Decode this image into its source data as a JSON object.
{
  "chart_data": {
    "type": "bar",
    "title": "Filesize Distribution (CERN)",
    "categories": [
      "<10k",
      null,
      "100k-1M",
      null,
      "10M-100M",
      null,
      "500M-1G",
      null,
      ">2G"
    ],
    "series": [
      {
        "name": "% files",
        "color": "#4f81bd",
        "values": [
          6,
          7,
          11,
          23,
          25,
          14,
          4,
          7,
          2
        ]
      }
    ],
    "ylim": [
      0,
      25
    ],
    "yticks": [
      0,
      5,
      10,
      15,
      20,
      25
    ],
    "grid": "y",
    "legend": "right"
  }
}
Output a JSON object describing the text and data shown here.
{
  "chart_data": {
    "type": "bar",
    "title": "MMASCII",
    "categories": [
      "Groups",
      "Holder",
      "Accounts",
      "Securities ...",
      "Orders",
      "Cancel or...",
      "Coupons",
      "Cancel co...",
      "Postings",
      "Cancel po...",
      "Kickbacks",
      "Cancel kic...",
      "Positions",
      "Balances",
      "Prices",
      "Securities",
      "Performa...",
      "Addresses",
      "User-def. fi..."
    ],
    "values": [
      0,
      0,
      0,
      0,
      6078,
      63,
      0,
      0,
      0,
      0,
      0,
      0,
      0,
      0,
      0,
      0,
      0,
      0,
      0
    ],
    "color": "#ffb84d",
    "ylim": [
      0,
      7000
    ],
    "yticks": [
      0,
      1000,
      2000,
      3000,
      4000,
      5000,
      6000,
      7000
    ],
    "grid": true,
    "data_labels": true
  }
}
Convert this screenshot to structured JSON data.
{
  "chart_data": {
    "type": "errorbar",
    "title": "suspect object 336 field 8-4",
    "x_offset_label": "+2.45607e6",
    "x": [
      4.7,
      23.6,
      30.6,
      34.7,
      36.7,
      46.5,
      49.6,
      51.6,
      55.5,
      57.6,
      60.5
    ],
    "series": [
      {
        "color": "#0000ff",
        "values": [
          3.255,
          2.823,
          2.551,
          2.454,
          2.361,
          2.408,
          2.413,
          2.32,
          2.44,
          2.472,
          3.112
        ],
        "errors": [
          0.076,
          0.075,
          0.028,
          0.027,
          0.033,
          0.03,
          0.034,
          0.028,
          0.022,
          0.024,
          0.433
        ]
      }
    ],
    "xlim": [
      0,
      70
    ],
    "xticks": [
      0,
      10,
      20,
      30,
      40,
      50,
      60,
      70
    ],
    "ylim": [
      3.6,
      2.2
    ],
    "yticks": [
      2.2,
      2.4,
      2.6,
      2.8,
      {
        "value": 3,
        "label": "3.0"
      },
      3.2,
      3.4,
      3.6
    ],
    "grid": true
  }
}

::::::

> **Work to be completed**
Exact output of every entry is required.

> **Answer to this problem**
Decode this image into its source data as a JSON object.
{
  "chart_data": {
    "type": "bar",
    "title": "Filesize Distribution (CERN)",
    "categories": [
      "<10k",
      null,
      "100k-1M",
      null,
      "10M-100M",
      null,
      "500M-1G",
      null,
      ">2G"
    ],
    "series": [
      {
        "name": "% files",
        "color": "#4f81bd",
        "values": [
          6,
          7,
          11,
          23,
          25,
          14,
          4,
          7,
          2
        ]
      }
    ],
    "ylim": [
      0,
      25
    ],
    "yticks": [
      0,
      5,
      10,
      15,
      20,
      25
    ],
    "grid": "y",
    "legend": "right"
  }
}
Output a JSON object describing the text and data shown here.
{
  "chart_data": {
    "type": "bar",
    "title": "MMASCII",
    "categories": [
      "Groups",
      "Holder",
      "Accounts",
      "Securities ...",
      "Orders",
      "Cancel or...",
      "Coupons",
      "Cancel co...",
      "Postings",
      "Cancel po...",
      "Kickbacks",
      "Cancel kic...",
      "Positions",
      "Balances",
      "Prices",
      "Securities",
      "Performa...",
      "Addresses",
      "User-def. fi..."
    ],
    "values": [
      0,
      0,
      0,
      0,
      6078,
      63,
      0,
      0,
      0,
      0,
      0,
      0,
      0,
      0,
      0,
      0,
      0,
      0,
      0
    ],
    "color": "#ffb84d",
    "ylim": [
      0,
      7000
    ],
    "yticks": [
      0,
      1000,
      2000,
      3000,
      4000,
      5000,
      6000,
      7000
    ],
    "grid": true,
    "data_labels": true
  }
}
Convert this screenshot to structured JSON data.
{
  "chart_data": {
    "type": "errorbar",
    "title": "suspect object 336 field 8-4",
    "x_offset_label": "+2.45607e6",
    "x": [
      4.7,
      23.6,
      30.6,
      34.7,
      36.7,
      46.5,
      49.6,
      51.6,
      55.5,
      57.6,
      60.5
    ],
    "series": [
      {
        "color": "#0000ff",
        "values": [
          3.255,
          2.823,
          2.551,
          2.454,
          2.361,
          2.408,
          2.413,
          2.32,
          2.44,
          2.472,
          3.112
        ],
        "errors": [
          0.076,
          0.075,
          0.028,
          0.027,
          0.033,
          0.03,
          0.034,
          0.028,
          0.022,
          0.024,
          0.433
        ]
      }
    ],
    "xlim": [
      0,
      70
    ],
    "xticks": [
      0,
      10,
      20,
      30,
      40,
      50,
      60,
      70
    ],
    "ylim": [
      3.6,
      2.2
    ],
    "yticks": [
      2.2,
      2.4,
      2.6,
      2.8,
      {
        "value": 3,
        "label": "3.0"
      },
      3.2,
      3.4,
      3.6
    ],
    "grid": true
  }
}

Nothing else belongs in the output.